Task brief =
Examine the records and identify each line that includes the string "this". Copy those lines.

Source data =
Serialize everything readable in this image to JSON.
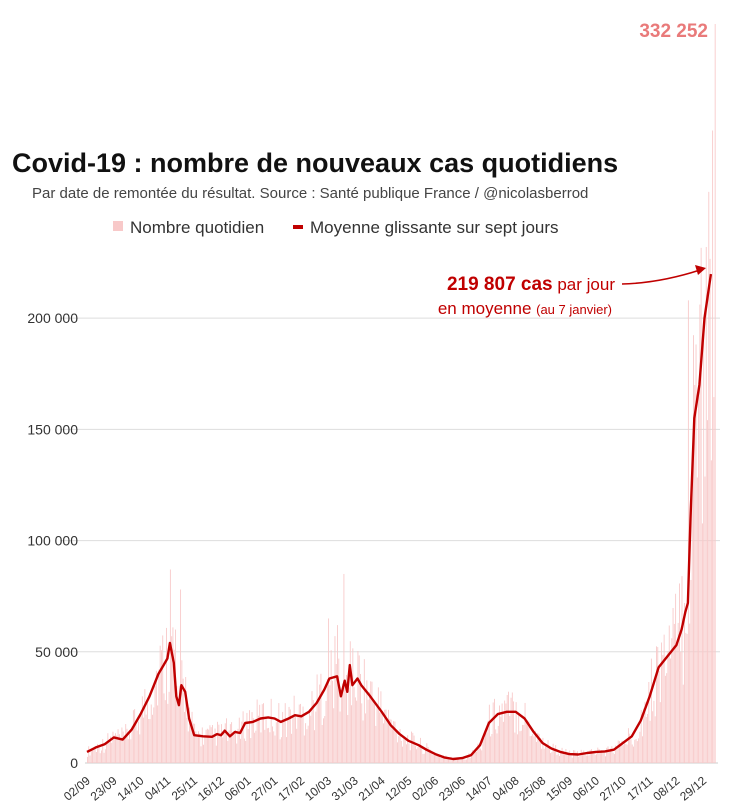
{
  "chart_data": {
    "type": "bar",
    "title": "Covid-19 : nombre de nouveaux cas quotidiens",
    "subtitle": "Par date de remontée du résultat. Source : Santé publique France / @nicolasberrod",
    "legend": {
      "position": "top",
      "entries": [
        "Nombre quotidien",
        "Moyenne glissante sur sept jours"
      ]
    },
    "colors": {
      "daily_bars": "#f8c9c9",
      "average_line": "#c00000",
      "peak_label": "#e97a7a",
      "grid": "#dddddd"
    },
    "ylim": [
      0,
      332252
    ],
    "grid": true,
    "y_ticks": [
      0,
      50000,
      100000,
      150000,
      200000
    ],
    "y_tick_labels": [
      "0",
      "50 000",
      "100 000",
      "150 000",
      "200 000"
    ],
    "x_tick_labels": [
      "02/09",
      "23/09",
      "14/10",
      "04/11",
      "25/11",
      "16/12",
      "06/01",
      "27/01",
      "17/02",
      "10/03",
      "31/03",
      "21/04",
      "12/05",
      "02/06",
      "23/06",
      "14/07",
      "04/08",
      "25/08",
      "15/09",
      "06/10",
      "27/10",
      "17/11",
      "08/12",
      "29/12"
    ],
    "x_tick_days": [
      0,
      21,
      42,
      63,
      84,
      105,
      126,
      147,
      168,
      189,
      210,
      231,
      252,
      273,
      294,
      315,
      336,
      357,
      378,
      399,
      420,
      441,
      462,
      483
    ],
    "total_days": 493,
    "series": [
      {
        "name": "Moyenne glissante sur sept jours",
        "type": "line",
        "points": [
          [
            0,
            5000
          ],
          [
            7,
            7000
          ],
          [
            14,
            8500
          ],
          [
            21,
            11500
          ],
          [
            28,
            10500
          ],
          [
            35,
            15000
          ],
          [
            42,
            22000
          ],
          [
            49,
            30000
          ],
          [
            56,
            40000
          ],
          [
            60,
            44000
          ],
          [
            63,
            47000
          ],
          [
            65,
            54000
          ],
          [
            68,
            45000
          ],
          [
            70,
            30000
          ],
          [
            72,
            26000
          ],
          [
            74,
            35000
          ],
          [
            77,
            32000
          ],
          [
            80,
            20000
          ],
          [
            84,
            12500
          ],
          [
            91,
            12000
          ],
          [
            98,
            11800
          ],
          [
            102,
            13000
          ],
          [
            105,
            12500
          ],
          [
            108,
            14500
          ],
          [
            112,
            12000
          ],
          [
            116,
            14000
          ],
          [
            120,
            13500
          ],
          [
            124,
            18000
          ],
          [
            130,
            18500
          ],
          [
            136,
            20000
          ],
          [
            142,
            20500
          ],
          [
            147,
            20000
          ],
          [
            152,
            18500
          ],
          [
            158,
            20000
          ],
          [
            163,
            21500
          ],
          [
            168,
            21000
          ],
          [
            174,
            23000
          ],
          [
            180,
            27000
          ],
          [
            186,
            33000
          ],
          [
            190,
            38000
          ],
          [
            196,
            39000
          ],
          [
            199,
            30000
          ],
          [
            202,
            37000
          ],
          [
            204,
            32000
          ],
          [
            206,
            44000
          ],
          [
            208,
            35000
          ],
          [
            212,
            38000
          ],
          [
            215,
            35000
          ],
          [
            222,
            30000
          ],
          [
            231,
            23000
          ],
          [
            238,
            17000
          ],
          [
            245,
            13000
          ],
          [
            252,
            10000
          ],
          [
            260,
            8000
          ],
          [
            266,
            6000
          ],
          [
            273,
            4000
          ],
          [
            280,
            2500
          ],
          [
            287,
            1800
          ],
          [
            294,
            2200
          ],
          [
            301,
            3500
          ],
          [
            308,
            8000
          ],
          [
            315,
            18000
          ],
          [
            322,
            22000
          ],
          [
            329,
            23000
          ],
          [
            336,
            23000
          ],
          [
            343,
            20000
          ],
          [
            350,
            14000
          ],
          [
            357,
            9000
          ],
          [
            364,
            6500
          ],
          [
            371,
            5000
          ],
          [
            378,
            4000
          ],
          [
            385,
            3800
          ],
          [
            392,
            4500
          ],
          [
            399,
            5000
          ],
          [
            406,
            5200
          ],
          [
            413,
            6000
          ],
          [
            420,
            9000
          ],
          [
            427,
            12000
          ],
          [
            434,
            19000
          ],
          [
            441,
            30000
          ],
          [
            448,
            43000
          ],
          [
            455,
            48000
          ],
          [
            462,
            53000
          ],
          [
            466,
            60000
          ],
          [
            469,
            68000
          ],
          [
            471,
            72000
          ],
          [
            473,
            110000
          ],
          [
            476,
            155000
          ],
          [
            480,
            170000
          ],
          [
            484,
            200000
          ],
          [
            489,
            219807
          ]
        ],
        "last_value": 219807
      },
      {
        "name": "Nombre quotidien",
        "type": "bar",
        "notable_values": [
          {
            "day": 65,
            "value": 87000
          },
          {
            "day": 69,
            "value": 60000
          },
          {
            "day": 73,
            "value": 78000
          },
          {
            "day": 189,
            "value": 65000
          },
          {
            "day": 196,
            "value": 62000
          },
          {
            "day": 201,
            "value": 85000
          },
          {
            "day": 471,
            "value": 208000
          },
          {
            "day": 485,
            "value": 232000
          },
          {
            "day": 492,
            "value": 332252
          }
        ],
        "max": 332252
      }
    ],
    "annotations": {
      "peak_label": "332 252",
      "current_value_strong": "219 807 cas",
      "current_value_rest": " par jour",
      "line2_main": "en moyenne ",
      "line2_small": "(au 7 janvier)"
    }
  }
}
* * *
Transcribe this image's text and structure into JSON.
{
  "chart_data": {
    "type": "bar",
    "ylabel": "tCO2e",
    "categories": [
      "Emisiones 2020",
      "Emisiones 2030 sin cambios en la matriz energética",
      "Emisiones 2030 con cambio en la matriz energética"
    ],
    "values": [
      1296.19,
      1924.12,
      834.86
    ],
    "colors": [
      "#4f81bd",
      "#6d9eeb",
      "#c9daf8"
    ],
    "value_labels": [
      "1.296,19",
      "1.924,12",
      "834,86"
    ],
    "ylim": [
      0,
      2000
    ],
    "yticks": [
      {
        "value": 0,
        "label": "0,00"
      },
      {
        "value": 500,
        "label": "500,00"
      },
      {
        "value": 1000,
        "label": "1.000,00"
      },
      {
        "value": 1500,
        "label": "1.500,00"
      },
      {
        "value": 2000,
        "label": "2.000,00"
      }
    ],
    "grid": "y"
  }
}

Completed exercise =
Serialize everything readable in this image to JSON.
Transcribe this image's text and structure into JSON.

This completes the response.